## BEGIN Data for the task
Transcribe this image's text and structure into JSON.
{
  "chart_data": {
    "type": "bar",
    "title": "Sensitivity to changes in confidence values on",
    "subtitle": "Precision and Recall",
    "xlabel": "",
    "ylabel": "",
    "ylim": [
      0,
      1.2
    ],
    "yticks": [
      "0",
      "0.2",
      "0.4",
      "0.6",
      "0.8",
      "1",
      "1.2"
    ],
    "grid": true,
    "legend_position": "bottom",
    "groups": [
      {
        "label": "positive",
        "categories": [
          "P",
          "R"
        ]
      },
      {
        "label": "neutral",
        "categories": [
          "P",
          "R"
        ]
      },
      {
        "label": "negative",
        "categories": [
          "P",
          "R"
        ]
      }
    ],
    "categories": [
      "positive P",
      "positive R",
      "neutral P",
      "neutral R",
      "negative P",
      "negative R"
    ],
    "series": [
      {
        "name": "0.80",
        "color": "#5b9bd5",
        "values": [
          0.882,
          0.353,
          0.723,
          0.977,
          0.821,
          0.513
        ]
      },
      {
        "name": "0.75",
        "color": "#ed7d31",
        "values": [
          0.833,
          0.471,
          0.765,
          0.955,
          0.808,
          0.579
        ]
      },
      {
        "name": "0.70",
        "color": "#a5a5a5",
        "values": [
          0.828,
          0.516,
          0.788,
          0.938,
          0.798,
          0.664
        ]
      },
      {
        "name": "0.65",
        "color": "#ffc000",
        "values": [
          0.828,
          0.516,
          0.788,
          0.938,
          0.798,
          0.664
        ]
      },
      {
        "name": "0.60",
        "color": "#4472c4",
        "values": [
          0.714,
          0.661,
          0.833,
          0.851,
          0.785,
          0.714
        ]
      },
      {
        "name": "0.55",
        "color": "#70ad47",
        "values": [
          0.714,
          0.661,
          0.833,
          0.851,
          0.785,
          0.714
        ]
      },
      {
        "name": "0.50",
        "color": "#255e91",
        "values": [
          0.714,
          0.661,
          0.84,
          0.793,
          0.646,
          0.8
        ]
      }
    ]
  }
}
## END Data for the task
--- Exercise objective ---
From the entries above, return each line with the word "negative" in it.

--- Exercise output ---
        "label": "negative",
      "negative P",
      "negative R"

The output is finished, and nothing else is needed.